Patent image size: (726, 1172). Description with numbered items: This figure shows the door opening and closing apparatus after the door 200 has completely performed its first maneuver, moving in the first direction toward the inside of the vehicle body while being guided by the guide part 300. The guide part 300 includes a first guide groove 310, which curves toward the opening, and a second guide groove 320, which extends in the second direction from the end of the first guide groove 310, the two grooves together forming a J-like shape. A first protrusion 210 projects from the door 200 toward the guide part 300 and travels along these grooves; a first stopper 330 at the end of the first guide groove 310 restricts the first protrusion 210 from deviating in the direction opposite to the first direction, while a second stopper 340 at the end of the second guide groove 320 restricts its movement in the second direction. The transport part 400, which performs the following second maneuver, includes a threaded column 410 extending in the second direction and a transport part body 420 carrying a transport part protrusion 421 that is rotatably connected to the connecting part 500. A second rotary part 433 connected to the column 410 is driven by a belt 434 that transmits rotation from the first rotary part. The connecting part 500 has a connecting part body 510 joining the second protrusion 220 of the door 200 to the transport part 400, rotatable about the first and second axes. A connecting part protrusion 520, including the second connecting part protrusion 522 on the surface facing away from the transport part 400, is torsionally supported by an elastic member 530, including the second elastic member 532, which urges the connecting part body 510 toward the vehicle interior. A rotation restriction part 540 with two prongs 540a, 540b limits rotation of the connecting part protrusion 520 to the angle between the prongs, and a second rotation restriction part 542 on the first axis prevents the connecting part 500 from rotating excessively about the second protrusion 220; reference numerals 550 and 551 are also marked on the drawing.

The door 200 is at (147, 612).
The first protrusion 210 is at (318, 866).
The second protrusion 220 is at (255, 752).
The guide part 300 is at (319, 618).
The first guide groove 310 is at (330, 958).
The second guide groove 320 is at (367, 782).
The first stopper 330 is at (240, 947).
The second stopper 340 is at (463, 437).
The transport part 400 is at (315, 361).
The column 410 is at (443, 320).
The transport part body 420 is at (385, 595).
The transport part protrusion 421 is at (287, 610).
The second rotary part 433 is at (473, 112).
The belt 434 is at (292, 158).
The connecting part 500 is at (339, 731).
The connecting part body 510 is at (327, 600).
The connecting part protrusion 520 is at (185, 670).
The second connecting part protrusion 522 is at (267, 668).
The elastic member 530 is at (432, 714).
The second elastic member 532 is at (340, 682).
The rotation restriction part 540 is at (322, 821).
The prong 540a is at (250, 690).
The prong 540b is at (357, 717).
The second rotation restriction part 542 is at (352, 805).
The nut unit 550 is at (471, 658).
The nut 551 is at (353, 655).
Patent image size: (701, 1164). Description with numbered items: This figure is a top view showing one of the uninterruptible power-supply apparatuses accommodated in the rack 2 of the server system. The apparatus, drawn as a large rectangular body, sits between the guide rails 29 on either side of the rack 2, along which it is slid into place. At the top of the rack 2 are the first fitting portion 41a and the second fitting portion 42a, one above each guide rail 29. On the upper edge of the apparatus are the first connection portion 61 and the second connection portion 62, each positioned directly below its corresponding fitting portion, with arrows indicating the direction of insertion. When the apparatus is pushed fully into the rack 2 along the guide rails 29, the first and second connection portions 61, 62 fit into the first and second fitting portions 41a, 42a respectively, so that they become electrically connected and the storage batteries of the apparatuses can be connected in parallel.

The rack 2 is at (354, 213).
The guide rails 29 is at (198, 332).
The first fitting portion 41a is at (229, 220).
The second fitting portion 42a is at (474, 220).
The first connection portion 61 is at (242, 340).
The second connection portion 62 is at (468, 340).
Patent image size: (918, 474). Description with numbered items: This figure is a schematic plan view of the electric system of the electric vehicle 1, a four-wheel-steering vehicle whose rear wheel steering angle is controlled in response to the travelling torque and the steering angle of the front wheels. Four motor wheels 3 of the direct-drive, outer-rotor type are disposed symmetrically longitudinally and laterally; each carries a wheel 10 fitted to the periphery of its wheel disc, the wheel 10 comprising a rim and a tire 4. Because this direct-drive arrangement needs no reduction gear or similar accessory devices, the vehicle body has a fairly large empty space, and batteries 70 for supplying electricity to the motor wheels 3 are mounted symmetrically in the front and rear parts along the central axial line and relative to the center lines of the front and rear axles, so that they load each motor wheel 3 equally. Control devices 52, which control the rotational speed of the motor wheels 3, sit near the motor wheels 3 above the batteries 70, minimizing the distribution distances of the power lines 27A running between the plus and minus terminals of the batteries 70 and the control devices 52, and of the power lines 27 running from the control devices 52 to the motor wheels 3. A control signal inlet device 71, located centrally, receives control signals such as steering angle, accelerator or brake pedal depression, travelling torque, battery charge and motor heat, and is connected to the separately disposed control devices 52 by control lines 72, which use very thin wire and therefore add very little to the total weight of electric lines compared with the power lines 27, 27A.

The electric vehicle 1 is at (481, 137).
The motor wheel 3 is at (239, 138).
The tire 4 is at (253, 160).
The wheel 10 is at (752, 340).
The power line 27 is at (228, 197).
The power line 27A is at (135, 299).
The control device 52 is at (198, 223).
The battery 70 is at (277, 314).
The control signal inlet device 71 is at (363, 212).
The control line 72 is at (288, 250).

What you are asked to do:
Lay out every line of the records as a JSON list of strings, one string per line, with blank lines left out.

Complete answer:
[
  "Patent image size: (726, 1172). Description with numbered items: This figure shows the door opening and closing apparatus after the door 200 has completely performed its first maneuver, moving in the first direction toward the inside of the vehicle body while being guided by the guide part 300. The guide part 300 includes a first guide groove 310, which curves toward the opening, and a second guide groove 320, which extends in the second direction from the end of the first guide groove 310, the two grooves together forming a J-like shape. A first protrusion 210 projects from the door 200 toward the guide part 300 and travels along these grooves; a first stopper 330 at the end of the first guide groove 310 restricts the first protrusion 210 from deviating in the direction opposite to the first direction, while a second stopper 340 at the end of the second guide groove 320 restricts its movement in the second direction. The transport part 400, which performs the following second maneuver, includes a threaded column 410 extending in the second direction and a transport part body 420 carrying a transport part protrusion 421 that is rotatably connected to the connecting part 500. A second rotary part 433 connected to the column 410 is driven by a belt 434 that transmits rotation from the first rotary part. The connecting part 500 has a connecting part body 510 joining the second protrusion 220 of the door 200 to the transport part 400, rotatable about the first and second axes. A connecting part protrusion 520, including the second connecting part protrusion 522 on the surface facing away from the transport part 400, is torsionally supported by an elastic member 530, including the second elastic member 532, which urges the connecting part body 510 toward the vehicle interior. A rotation restriction part 540 with two prongs 540a, 540b limits rotation of the connecting part protrusion 520 to the angle between the prongs, and a second rotation restriction part 542 on the first axis prevents the connecting part 500 from rotating excessively about the second protrusion 220; reference numerals 550 and 551 are also marked on the drawing.",
  "The door 200 is at (147, 612).",
  "The first protrusion 210 is at (318, 866).",
  "The second protrusion 220 is at (255, 752).",
  "The guide part 300 is at (319, 618).",
  "The first guide groove 310 is at (330, 958).",
  "The second guide groove 320 is at (367, 782).",
  "The first stopper 330 is at (240, 947).",
  "The second stopper 340 is at (463, 437).",
  "The transport part 400 is at (315, 361).",
  "The column 410 is at (443, 320).",
  "The transport part body 420 is at (385, 595).",
  "The transport part protrusion 421 is at (287, 610).",
  "The second rotary part 433 is at (473, 112).",
  "The belt 434 is at (292, 158).",
  "The connecting part 500 is at (339, 731).",
  "The connecting part body 510 is at (327, 600).",
  "The connecting part protrusion 520 is at (185, 670).",
  "The second connecting part protrusion 522 is at (267, 668).",
  "The elastic member 530 is at (432, 714).",
  "The second elastic member 532 is at (340, 682).",
  "The rotation restriction part 540 is at (322, 821).",
  "The prong 540a is at (250, 690).",
  "The prong 540b is at (357, 717).",
  "The second rotation restriction part 542 is at (352, 805).",
  "The nut unit 550 is at (471, 658).",
  "The nut 551 is at (353, 655).",
  "Patent image size: (701, 1164). Description with numbered items: This figure is a top view showing one of the uninterruptible power-supply apparatuses accommodated in the rack 2 of the server system. The apparatus, drawn as a large rectangular body, sits between the guide rails 29 on either side of the rack 2, along which it is slid into place. At the top of the rack 2 are the first fitting portion 41a and the second fitting portion 42a, one above each guide rail 29. On the upper edge of the apparatus are the first connection portion 61 and the second connection portion 62, each positioned directly below its corresponding fitting portion, with arrows indicating the direction of insertion. When the apparatus is pushed fully into the rack 2 along the guide rails 29, the first and second connection portions 61, 62 fit into the first and second fitting portions 41a, 42a respectively, so that they become electrically connected and the storage batteries of the apparatuses can be connected in parallel.",
  "The rack 2 is at (354, 213).",
  "The guide rails 29 is at (198, 332).",
  "The first fitting portion 41a is at (229, 220).",
  "The second fitting portion 42a is at (474, 220).",
  "The first connection portion 61 is at (242, 340).",
  "The second connection portion 62 is at (468, 340).",
  "Patent image size: (918, 474). Description with numbered items: This figure is a schematic plan view of the electric system of the electric vehicle 1, a four-wheel-steering vehicle whose rear wheel steering angle is controlled in response to the travelling torque and the steering angle of the front wheels. Four motor wheels 3 of the direct-drive, outer-rotor type are disposed symmetrically longitudinally and laterally; each carries a wheel 10 fitted to the periphery of its wheel disc, the wheel 10 comprising a rim and a tire 4. Because this direct-drive arrangement needs no reduction gear or similar accessory devices, the vehicle body has a fairly large empty space, and batteries 70 for supplying electricity to the motor wheels 3 are mounted symmetrically in the front and rear parts along the central axial line and relative to the center lines of the front and rear axles, so that they load each motor wheel 3 equally. Control devices 52, which control the rotational speed of the motor wheels 3, sit near the motor wheels 3 above the batteries 70, minimizing the distribution distances of the power lines 27A running between the plus and minus terminals of the batteries 70 and the control devices 52, and of the power lines 27 running from the control devices 52 to the motor wheels 3. A control signal inlet device 71, located centrally, receives control signals such as steering angle, accelerator or brake pedal depression, travelling torque, battery charge and motor heat, and is connected to the separately disposed control devices 52 by control lines 72, which use very thin wire and therefore add very little to the total weight of electric lines compared with the power lines 27, 27A.",
  "The electric vehicle 1 is at (481, 137).",
  "The motor wheel 3 is at (239, 138).",
  "The tire 4 is at (253, 160).",
  "The wheel 10 is at (752, 340).",
  "The power line 27 is at (228, 197).",
  "The power line 27A is at (135, 299).",
  "The control device 52 is at (198, 223).",
  "The battery 70 is at (277, 314).",
  "The control signal inlet device 71 is at (363, 212).",
  "The control line 72 is at (288, 250)."
]